## THE TASK
Copy out, word for word, everything in the data from its first line down to and including the line containing "row-value-database-remarks [237, 566, 889, 600]".

## DATASET RECORDS

= = =

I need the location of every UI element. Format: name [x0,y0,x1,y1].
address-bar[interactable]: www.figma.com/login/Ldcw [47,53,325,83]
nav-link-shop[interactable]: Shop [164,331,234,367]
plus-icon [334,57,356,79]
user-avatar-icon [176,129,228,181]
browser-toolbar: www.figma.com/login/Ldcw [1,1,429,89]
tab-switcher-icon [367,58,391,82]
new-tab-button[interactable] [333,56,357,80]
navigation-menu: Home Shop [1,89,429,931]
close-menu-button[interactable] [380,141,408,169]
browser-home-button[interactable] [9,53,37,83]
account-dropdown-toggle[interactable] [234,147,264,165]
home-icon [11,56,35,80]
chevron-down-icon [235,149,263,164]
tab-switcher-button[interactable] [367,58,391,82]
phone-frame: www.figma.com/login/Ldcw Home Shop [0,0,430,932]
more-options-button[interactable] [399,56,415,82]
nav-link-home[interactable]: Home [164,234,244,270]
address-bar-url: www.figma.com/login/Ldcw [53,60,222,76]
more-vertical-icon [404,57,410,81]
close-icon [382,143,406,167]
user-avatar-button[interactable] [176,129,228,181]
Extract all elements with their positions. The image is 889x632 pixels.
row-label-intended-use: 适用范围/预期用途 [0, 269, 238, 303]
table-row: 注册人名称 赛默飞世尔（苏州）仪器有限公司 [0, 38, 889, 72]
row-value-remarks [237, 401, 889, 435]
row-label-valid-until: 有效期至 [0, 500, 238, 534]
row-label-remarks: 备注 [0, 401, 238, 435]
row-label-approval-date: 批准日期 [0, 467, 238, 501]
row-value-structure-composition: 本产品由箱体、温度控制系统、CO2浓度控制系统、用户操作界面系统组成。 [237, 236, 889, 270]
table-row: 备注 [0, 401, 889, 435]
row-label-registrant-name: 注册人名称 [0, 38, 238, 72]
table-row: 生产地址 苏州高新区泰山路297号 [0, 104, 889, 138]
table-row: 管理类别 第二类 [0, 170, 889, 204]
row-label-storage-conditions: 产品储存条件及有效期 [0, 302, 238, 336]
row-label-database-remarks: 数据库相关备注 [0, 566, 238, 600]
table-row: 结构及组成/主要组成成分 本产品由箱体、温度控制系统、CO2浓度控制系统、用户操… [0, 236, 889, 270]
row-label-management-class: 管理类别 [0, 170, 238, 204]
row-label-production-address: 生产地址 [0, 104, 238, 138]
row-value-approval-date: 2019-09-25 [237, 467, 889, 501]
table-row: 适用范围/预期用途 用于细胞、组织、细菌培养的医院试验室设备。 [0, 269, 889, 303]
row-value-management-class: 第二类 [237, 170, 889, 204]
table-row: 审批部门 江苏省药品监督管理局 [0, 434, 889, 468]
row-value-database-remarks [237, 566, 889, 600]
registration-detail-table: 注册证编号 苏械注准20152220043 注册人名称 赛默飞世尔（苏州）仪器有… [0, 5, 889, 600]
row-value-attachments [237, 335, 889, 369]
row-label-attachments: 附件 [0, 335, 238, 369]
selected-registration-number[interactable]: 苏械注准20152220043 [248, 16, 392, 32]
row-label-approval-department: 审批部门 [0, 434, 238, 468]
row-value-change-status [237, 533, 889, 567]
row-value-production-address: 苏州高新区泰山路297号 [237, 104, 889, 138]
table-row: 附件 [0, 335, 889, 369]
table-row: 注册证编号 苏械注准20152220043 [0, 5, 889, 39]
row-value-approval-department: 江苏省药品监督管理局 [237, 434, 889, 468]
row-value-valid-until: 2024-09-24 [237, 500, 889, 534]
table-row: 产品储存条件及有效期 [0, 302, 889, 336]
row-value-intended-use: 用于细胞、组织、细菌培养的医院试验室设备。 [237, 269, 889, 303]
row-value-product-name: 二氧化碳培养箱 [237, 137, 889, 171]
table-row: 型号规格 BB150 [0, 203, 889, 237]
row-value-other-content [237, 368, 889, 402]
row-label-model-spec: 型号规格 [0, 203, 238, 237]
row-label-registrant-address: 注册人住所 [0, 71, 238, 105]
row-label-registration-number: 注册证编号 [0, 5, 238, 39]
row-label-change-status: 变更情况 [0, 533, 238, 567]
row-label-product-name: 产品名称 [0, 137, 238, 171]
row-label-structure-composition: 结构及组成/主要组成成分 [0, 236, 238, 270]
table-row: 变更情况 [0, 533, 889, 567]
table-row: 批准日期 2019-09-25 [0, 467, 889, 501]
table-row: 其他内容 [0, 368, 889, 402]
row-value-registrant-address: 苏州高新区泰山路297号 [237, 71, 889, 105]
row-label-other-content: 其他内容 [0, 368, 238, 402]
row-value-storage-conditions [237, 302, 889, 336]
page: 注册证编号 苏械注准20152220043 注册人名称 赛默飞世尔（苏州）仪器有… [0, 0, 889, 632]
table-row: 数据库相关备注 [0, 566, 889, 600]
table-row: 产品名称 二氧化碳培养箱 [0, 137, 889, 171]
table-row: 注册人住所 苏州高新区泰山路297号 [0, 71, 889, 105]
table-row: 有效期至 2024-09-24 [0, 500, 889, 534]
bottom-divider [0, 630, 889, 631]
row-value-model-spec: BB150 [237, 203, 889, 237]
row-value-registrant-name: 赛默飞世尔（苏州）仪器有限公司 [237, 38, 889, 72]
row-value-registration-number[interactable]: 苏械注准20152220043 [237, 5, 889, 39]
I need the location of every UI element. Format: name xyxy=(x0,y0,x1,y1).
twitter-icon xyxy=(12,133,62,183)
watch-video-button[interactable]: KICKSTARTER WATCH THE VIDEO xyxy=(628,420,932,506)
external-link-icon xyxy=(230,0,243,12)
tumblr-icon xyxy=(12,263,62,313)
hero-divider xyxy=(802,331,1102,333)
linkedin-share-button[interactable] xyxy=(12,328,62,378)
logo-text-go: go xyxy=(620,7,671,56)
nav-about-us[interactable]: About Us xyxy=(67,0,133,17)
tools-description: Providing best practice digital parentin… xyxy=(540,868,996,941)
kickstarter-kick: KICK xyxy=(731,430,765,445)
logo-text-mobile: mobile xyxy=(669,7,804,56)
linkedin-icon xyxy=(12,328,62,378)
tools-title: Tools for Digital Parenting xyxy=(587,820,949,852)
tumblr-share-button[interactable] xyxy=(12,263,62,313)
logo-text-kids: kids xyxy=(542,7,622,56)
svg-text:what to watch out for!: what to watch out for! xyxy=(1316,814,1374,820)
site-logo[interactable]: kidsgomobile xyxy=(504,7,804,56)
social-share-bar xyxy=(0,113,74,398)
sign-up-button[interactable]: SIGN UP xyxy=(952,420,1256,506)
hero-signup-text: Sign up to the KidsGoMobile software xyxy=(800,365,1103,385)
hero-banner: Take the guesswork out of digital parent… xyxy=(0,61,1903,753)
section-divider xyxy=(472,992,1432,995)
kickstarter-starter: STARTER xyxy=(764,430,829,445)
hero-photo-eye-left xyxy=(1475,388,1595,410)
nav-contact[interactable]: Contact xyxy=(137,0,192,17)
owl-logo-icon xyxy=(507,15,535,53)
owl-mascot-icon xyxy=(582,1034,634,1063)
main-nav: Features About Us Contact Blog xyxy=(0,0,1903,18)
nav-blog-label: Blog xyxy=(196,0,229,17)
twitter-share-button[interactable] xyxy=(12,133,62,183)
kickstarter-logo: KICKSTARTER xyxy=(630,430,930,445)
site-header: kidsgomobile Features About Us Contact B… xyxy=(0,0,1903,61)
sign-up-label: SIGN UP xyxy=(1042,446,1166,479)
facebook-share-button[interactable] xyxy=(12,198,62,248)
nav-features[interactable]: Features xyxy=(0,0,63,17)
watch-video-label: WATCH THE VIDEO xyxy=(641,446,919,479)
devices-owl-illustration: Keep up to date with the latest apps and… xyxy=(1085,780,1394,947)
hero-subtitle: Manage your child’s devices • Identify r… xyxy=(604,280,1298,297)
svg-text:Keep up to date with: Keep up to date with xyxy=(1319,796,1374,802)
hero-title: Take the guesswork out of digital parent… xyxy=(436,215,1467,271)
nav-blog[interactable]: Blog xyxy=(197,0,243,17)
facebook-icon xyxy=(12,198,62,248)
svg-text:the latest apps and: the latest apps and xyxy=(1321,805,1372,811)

= = =

## SOLUTION TO THIS TASK
I need the location of every UI element. Format: name [x0,y0,x1,y1].
address-bar[interactable]: www.figma.com/login/Ldcw [47,53,325,83]
nav-link-shop[interactable]: Shop [164,331,234,367]
plus-icon [334,57,356,79]
user-avatar-icon [176,129,228,181]
browser-toolbar: www.figma.com/login/Ldcw [1,1,429,89]
tab-switcher-icon [367,58,391,82]
new-tab-button[interactable] [333,56,357,80]
navigation-menu: Home Shop [1,89,429,931]
close-menu-button[interactable] [380,141,408,169]
browser-home-button[interactable] [9,53,37,83]
account-dropdown-toggle[interactable] [234,147,264,165]
home-icon [11,56,35,80]
chevron-down-icon [235,149,263,164]
tab-switcher-button[interactable] [367,58,391,82]
phone-frame: www.figma.com/login/Ldcw Home Shop [0,0,430,932]
more-options-button[interactable] [399,56,415,82]
nav-link-home[interactable]: Home [164,234,244,270]
address-bar-url: www.figma.com/login/Ldcw [53,60,222,76]
more-vertical-icon [404,57,410,81]
close-icon [382,143,406,167]
user-avatar-button[interactable] [176,129,228,181]
Extract all elements with their positions. The image is 889x632 pixels.
row-label-intended-use: 适用范围/预期用途 [0, 269, 238, 303]
table-row: 注册人名称 赛默飞世尔（苏州）仪器有限公司 [0, 38, 889, 72]
row-value-remarks [237, 401, 889, 435]
row-label-valid-until: 有效期至 [0, 500, 238, 534]
row-label-remarks: 备注 [0, 401, 238, 435]
row-label-approval-date: 批准日期 [0, 467, 238, 501]
row-value-structure-composition: 本产品由箱体、温度控制系统、CO2浓度控制系统、用户操作界面系统组成。 [237, 236, 889, 270]
table-row: 备注 [0, 401, 889, 435]
row-label-registrant-name: 注册人名称 [0, 38, 238, 72]
table-row: 生产地址 苏州高新区泰山路297号 [0, 104, 889, 138]
table-row: 管理类别 第二类 [0, 170, 889, 204]
row-label-storage-conditions: 产品储存条件及有效期 [0, 302, 238, 336]
row-label-database-remarks: 数据库相关备注 [0, 566, 238, 600]
table-row: 结构及组成/主要组成成分 本产品由箱体、温度控制系统、CO2浓度控制系统、用户操… [0, 236, 889, 270]
row-label-management-class: 管理类别 [0, 170, 238, 204]
row-label-production-address: 生产地址 [0, 104, 238, 138]
row-value-approval-date: 2019-09-25 [237, 467, 889, 501]
table-row: 适用范围/预期用途 用于细胞、组织、细菌培养的医院试验室设备。 [0, 269, 889, 303]
row-value-management-class: 第二类 [237, 170, 889, 204]
table-row: 审批部门 江苏省药品监督管理局 [0, 434, 889, 468]
row-value-database-remarks [237, 566, 889, 600]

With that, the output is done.